The exercise: Copy out each of the following lines word for word, keeping every character unchanged.

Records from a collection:
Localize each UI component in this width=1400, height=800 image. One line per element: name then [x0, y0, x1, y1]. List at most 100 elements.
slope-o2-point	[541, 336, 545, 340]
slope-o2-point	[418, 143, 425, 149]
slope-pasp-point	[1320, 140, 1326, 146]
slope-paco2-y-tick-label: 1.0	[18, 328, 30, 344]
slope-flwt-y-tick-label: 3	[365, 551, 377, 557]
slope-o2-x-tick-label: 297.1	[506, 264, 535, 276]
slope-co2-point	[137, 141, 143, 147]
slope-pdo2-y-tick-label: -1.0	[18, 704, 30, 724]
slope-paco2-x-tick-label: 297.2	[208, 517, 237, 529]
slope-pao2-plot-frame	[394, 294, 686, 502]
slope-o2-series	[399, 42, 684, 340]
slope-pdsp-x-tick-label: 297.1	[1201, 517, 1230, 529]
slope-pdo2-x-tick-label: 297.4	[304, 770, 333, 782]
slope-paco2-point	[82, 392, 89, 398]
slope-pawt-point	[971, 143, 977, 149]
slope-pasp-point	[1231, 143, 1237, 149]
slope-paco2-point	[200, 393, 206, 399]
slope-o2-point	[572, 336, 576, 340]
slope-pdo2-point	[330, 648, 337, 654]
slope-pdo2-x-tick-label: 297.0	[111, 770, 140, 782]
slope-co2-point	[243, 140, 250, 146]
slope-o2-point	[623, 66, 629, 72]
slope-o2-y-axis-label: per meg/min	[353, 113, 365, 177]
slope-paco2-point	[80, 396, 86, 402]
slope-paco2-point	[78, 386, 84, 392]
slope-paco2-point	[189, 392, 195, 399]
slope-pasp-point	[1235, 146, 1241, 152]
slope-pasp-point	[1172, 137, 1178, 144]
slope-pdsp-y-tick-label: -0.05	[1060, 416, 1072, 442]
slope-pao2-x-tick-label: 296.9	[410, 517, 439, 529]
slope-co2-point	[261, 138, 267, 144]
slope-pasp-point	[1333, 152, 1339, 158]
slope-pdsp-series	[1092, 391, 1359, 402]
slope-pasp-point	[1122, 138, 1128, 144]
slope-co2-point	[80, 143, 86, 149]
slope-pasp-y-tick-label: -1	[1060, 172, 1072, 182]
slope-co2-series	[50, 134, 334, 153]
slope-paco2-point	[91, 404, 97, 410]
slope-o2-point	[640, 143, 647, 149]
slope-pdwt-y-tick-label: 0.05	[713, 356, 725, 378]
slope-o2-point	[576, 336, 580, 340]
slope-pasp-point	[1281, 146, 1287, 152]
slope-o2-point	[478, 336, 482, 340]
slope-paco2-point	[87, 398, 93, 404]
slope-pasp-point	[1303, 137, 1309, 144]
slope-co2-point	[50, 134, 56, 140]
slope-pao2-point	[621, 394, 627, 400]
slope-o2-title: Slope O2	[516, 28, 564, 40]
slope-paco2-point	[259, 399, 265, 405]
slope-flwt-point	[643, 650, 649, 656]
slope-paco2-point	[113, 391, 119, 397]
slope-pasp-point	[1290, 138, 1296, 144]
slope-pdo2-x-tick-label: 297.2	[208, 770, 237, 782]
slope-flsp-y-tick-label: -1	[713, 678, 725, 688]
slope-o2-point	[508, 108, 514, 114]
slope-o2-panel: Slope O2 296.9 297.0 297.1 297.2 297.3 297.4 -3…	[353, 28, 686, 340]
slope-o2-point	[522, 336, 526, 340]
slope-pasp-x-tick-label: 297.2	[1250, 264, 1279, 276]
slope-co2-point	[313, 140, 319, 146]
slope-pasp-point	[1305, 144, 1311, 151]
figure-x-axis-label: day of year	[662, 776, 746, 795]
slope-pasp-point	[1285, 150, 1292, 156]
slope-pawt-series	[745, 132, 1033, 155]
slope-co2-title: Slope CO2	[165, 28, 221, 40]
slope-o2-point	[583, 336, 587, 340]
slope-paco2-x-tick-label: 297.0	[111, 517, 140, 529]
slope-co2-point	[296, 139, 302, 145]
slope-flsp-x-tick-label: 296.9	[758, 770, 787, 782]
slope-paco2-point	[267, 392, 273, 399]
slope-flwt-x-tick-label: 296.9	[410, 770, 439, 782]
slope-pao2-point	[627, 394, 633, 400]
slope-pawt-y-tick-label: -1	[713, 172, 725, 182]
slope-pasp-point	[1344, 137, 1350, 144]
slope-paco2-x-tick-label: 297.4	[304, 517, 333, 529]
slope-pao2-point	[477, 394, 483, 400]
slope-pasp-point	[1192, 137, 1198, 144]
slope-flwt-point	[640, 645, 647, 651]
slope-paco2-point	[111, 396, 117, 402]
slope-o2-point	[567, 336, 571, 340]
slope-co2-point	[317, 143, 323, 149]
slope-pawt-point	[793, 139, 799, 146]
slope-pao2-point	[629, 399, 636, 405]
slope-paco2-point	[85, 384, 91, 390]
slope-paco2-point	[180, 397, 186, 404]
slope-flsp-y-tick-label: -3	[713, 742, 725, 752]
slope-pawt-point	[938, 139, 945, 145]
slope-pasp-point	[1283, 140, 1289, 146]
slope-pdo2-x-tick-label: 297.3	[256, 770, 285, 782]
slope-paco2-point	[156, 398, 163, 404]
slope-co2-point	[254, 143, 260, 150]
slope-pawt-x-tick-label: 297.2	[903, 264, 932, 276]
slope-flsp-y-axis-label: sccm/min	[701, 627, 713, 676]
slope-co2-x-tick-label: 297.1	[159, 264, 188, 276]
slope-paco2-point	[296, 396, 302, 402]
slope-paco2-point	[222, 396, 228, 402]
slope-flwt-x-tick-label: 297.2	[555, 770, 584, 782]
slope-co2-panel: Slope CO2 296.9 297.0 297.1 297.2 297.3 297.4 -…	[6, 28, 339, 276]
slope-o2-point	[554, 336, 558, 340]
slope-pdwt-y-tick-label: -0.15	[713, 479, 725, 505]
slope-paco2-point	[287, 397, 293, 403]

Written response:
Localize each UI component in this width=1400, height=800 image. One line per element: name then [x0, y0, x1, y1]. List at most 100 elements.
slope-o2-point	[541, 336, 545, 340]
slope-o2-point	[418, 143, 425, 149]
slope-pasp-point	[1320, 140, 1326, 146]
slope-paco2-y-tick-label: 1.0	[18, 328, 30, 344]
slope-flwt-y-tick-label: 3	[365, 551, 377, 557]
slope-o2-x-tick-label: 297.1	[506, 264, 535, 276]
slope-co2-point	[137, 141, 143, 147]
slope-pdo2-y-tick-label: -1.0	[18, 704, 30, 724]
slope-paco2-x-tick-label: 297.2	[208, 517, 237, 529]
slope-pao2-plot-frame	[394, 294, 686, 502]
slope-o2-series	[399, 42, 684, 340]
slope-pdsp-x-tick-label: 297.1	[1201, 517, 1230, 529]
slope-pdo2-x-tick-label: 297.4	[304, 770, 333, 782]
slope-paco2-point	[82, 392, 89, 398]
slope-pawt-point	[971, 143, 977, 149]
slope-pasp-point	[1231, 143, 1237, 149]
slope-paco2-point	[200, 393, 206, 399]
slope-o2-point	[572, 336, 576, 340]
slope-pdo2-point	[330, 648, 337, 654]
slope-pdo2-x-tick-label: 297.0	[111, 770, 140, 782]
slope-co2-point	[243, 140, 250, 146]
slope-o2-point	[623, 66, 629, 72]
slope-o2-y-axis-label: per meg/min	[353, 113, 365, 177]
slope-paco2-point	[80, 396, 86, 402]
slope-paco2-point	[78, 386, 84, 392]
slope-paco2-point	[189, 392, 195, 399]
slope-pasp-point	[1235, 146, 1241, 152]
slope-pasp-point	[1172, 137, 1178, 144]
slope-pdsp-y-tick-label: -0.05	[1060, 416, 1072, 442]
slope-pao2-x-tick-label: 296.9	[410, 517, 439, 529]
slope-co2-point	[261, 138, 267, 144]
slope-pasp-point	[1333, 152, 1339, 158]
slope-pdsp-series	[1092, 391, 1359, 402]
slope-pasp-point	[1122, 138, 1128, 144]
slope-co2-point	[80, 143, 86, 149]
slope-pasp-y-tick-label: -1	[1060, 172, 1072, 182]
slope-co2-series	[50, 134, 334, 153]
slope-paco2-point	[91, 404, 97, 410]
slope-o2-point	[640, 143, 647, 149]
slope-pdwt-y-tick-label: 0.05	[713, 356, 725, 378]
slope-o2-point	[576, 336, 580, 340]
slope-pasp-point	[1281, 146, 1287, 152]
slope-o2-point	[478, 336, 482, 340]
slope-paco2-point	[87, 398, 93, 404]
slope-pasp-point	[1303, 137, 1309, 144]
slope-co2-point	[50, 134, 56, 140]
slope-pao2-point	[621, 394, 627, 400]
slope-o2-title: Slope O2	[516, 28, 564, 40]
slope-paco2-point	[259, 399, 265, 405]
slope-flwt-point	[643, 650, 649, 656]
slope-paco2-point	[113, 391, 119, 397]
slope-pasp-point	[1290, 138, 1296, 144]
slope-pdo2-x-tick-label: 297.2	[208, 770, 237, 782]
slope-flsp-y-tick-label: -1	[713, 678, 725, 688]
slope-o2-point	[508, 108, 514, 114]
slope-o2-panel: Slope O2 296.9 297.0 297.1 297.2 297.3 297.4 -3…	[353, 28, 686, 340]
slope-o2-point	[522, 336, 526, 340]
slope-pasp-x-tick-label: 297.2	[1250, 264, 1279, 276]
slope-co2-point	[313, 140, 319, 146]
slope-pasp-point	[1305, 144, 1311, 151]
figure-x-axis-label: day of year	[662, 776, 746, 795]
slope-pasp-point	[1285, 150, 1292, 156]
slope-pawt-series	[745, 132, 1033, 155]
slope-co2-title: Slope CO2	[165, 28, 221, 40]
slope-o2-point	[583, 336, 587, 340]
slope-paco2-x-tick-label: 297.0	[111, 517, 140, 529]
slope-co2-point	[296, 139, 302, 145]
slope-flsp-x-tick-label: 296.9	[758, 770, 787, 782]
slope-paco2-point	[267, 392, 273, 399]
slope-flwt-x-tick-label: 296.9	[410, 770, 439, 782]
slope-pao2-point	[627, 394, 633, 400]
slope-pawt-y-tick-label: -1	[713, 172, 725, 182]
slope-pasp-point	[1344, 137, 1350, 144]
slope-paco2-x-tick-label: 297.4	[304, 517, 333, 529]
slope-pao2-point	[477, 394, 483, 400]
slope-pasp-point	[1192, 137, 1198, 144]
slope-flwt-point	[640, 645, 647, 651]
slope-paco2-point	[111, 396, 117, 402]
slope-o2-point	[567, 336, 571, 340]
slope-co2-point	[317, 143, 323, 149]
slope-pawt-point	[793, 139, 799, 146]
slope-pao2-point	[629, 399, 636, 405]
slope-paco2-point	[85, 384, 91, 390]
slope-paco2-point	[180, 397, 186, 404]
slope-flsp-y-tick-label: -3	[713, 742, 725, 752]
slope-pawt-point	[938, 139, 945, 145]
slope-pasp-point	[1283, 140, 1289, 146]
slope-pdo2-x-tick-label: 297.3	[256, 770, 285, 782]
slope-paco2-point	[156, 398, 163, 404]
slope-co2-point	[254, 143, 260, 150]
slope-pawt-x-tick-label: 297.2	[903, 264, 932, 276]
slope-flsp-y-axis-label: sccm/min	[701, 627, 713, 676]
slope-co2-x-tick-label: 297.1	[159, 264, 188, 276]
slope-paco2-point	[296, 396, 302, 402]
slope-paco2-point	[222, 396, 228, 402]
slope-flwt-x-tick-label: 297.2	[555, 770, 584, 782]
slope-co2-panel: Slope CO2 296.9 297.0 297.1 297.2 297.3 297.4 -…	[6, 28, 339, 276]
slope-o2-point	[554, 336, 558, 340]
slope-pdwt-y-tick-label: -0.15	[713, 479, 725, 505]
slope-paco2-point	[287, 397, 293, 403]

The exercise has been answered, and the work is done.